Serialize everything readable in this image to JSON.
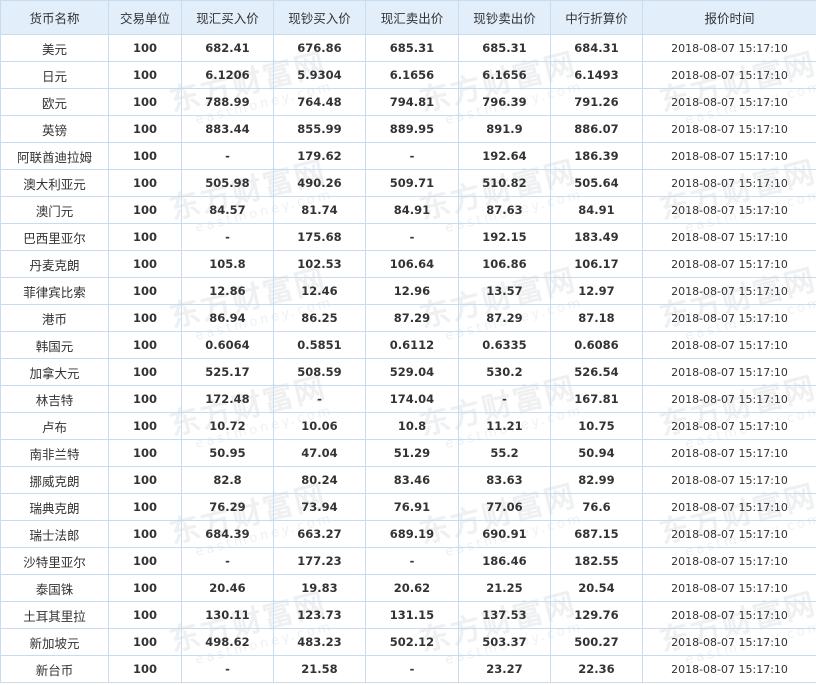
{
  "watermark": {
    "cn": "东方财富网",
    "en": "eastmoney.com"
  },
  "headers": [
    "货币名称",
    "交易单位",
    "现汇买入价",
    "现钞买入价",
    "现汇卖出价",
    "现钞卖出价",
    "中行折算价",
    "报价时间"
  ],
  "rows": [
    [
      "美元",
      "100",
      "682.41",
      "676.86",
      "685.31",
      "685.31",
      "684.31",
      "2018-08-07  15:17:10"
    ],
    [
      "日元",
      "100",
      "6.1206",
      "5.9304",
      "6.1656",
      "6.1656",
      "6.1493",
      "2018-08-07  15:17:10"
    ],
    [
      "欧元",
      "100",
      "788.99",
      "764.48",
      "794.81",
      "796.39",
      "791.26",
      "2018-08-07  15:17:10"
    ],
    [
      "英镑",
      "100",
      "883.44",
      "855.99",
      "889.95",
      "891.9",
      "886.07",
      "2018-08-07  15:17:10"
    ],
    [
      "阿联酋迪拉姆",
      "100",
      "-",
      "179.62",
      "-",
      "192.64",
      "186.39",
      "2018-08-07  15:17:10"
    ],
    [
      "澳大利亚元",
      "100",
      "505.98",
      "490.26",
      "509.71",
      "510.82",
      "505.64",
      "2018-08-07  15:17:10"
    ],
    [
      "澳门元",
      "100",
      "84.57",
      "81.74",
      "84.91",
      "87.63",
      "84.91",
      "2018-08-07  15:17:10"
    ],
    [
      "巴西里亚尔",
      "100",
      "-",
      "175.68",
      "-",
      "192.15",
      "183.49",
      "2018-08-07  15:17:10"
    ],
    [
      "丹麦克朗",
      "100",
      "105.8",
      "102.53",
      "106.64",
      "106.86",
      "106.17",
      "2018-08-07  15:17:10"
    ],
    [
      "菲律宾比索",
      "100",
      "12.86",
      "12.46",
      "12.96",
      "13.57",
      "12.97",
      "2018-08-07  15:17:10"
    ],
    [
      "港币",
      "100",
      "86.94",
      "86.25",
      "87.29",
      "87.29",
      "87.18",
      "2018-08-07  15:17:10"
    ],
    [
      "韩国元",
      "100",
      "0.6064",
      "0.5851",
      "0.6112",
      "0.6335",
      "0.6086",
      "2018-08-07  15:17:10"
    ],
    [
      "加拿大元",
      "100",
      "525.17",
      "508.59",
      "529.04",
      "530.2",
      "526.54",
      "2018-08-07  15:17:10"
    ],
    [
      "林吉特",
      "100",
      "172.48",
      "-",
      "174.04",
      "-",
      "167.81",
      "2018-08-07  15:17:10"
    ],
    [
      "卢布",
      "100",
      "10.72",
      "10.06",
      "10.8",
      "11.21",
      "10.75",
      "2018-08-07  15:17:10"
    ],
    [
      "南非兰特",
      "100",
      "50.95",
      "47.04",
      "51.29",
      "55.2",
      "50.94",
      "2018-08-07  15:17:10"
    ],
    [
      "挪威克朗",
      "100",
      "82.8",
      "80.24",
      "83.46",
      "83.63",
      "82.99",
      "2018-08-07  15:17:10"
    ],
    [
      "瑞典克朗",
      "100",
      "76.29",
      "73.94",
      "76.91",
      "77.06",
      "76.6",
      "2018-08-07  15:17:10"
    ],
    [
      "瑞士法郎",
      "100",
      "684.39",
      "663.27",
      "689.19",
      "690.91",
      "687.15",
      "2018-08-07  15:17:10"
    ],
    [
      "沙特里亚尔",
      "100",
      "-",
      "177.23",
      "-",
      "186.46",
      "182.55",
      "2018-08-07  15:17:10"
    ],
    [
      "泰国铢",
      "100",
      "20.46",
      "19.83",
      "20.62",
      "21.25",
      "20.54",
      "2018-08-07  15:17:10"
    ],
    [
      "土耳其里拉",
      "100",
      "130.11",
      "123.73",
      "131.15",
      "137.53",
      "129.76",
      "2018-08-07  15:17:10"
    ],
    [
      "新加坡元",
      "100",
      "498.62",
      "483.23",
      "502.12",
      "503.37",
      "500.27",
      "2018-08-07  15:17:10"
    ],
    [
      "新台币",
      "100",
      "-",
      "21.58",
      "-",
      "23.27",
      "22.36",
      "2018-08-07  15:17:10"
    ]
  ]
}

**STATED EXERCISE**
Transcribe all of the material exactly, leaving out whatever pictures it contains.

**EXERCISE RESULT**
Serialize everything readable in this image to JSON.
{
  "watermark": {
    "cn": "东方财富网",
    "en": "eastmoney.com"
  },
  "headers": [
    "货币名称",
    "交易单位",
    "现汇买入价",
    "现钞买入价",
    "现汇卖出价",
    "现钞卖出价",
    "中行折算价",
    "报价时间"
  ],
  "rows": [
    [
      "美元",
      "100",
      "682.41",
      "676.86",
      "685.31",
      "685.31",
      "684.31",
      "2018-08-07  15:17:10"
    ],
    [
      "日元",
      "100",
      "6.1206",
      "5.9304",
      "6.1656",
      "6.1656",
      "6.1493",
      "2018-08-07  15:17:10"
    ],
    [
      "欧元",
      "100",
      "788.99",
      "764.48",
      "794.81",
      "796.39",
      "791.26",
      "2018-08-07  15:17:10"
    ],
    [
      "英镑",
      "100",
      "883.44",
      "855.99",
      "889.95",
      "891.9",
      "886.07",
      "2018-08-07  15:17:10"
    ],
    [
      "阿联酋迪拉姆",
      "100",
      "-",
      "179.62",
      "-",
      "192.64",
      "186.39",
      "2018-08-07  15:17:10"
    ],
    [
      "澳大利亚元",
      "100",
      "505.98",
      "490.26",
      "509.71",
      "510.82",
      "505.64",
      "2018-08-07  15:17:10"
    ],
    [
      "澳门元",
      "100",
      "84.57",
      "81.74",
      "84.91",
      "87.63",
      "84.91",
      "2018-08-07  15:17:10"
    ],
    [
      "巴西里亚尔",
      "100",
      "-",
      "175.68",
      "-",
      "192.15",
      "183.49",
      "2018-08-07  15:17:10"
    ],
    [
      "丹麦克朗",
      "100",
      "105.8",
      "102.53",
      "106.64",
      "106.86",
      "106.17",
      "2018-08-07  15:17:10"
    ],
    [
      "菲律宾比索",
      "100",
      "12.86",
      "12.46",
      "12.96",
      "13.57",
      "12.97",
      "2018-08-07  15:17:10"
    ],
    [
      "港币",
      "100",
      "86.94",
      "86.25",
      "87.29",
      "87.29",
      "87.18",
      "2018-08-07  15:17:10"
    ],
    [
      "韩国元",
      "100",
      "0.6064",
      "0.5851",
      "0.6112",
      "0.6335",
      "0.6086",
      "2018-08-07  15:17:10"
    ],
    [
      "加拿大元",
      "100",
      "525.17",
      "508.59",
      "529.04",
      "530.2",
      "526.54",
      "2018-08-07  15:17:10"
    ],
    [
      "林吉特",
      "100",
      "172.48",
      "-",
      "174.04",
      "-",
      "167.81",
      "2018-08-07  15:17:10"
    ],
    [
      "卢布",
      "100",
      "10.72",
      "10.06",
      "10.8",
      "11.21",
      "10.75",
      "2018-08-07  15:17:10"
    ],
    [
      "南非兰特",
      "100",
      "50.95",
      "47.04",
      "51.29",
      "55.2",
      "50.94",
      "2018-08-07  15:17:10"
    ],
    [
      "挪威克朗",
      "100",
      "82.8",
      "80.24",
      "83.46",
      "83.63",
      "82.99",
      "2018-08-07  15:17:10"
    ],
    [
      "瑞典克朗",
      "100",
      "76.29",
      "73.94",
      "76.91",
      "77.06",
      "76.6",
      "2018-08-07  15:17:10"
    ],
    [
      "瑞士法郎",
      "100",
      "684.39",
      "663.27",
      "689.19",
      "690.91",
      "687.15",
      "2018-08-07  15:17:10"
    ],
    [
      "沙特里亚尔",
      "100",
      "-",
      "177.23",
      "-",
      "186.46",
      "182.55",
      "2018-08-07  15:17:10"
    ],
    [
      "泰国铢",
      "100",
      "20.46",
      "19.83",
      "20.62",
      "21.25",
      "20.54",
      "2018-08-07  15:17:10"
    ],
    [
      "土耳其里拉",
      "100",
      "130.11",
      "123.73",
      "131.15",
      "137.53",
      "129.76",
      "2018-08-07  15:17:10"
    ],
    [
      "新加坡元",
      "100",
      "498.62",
      "483.23",
      "502.12",
      "503.37",
      "500.27",
      "2018-08-07  15:17:10"
    ],
    [
      "新台币",
      "100",
      "-",
      "21.58",
      "-",
      "23.27",
      "22.36",
      "2018-08-07  15:17:10"
    ]
  ]
}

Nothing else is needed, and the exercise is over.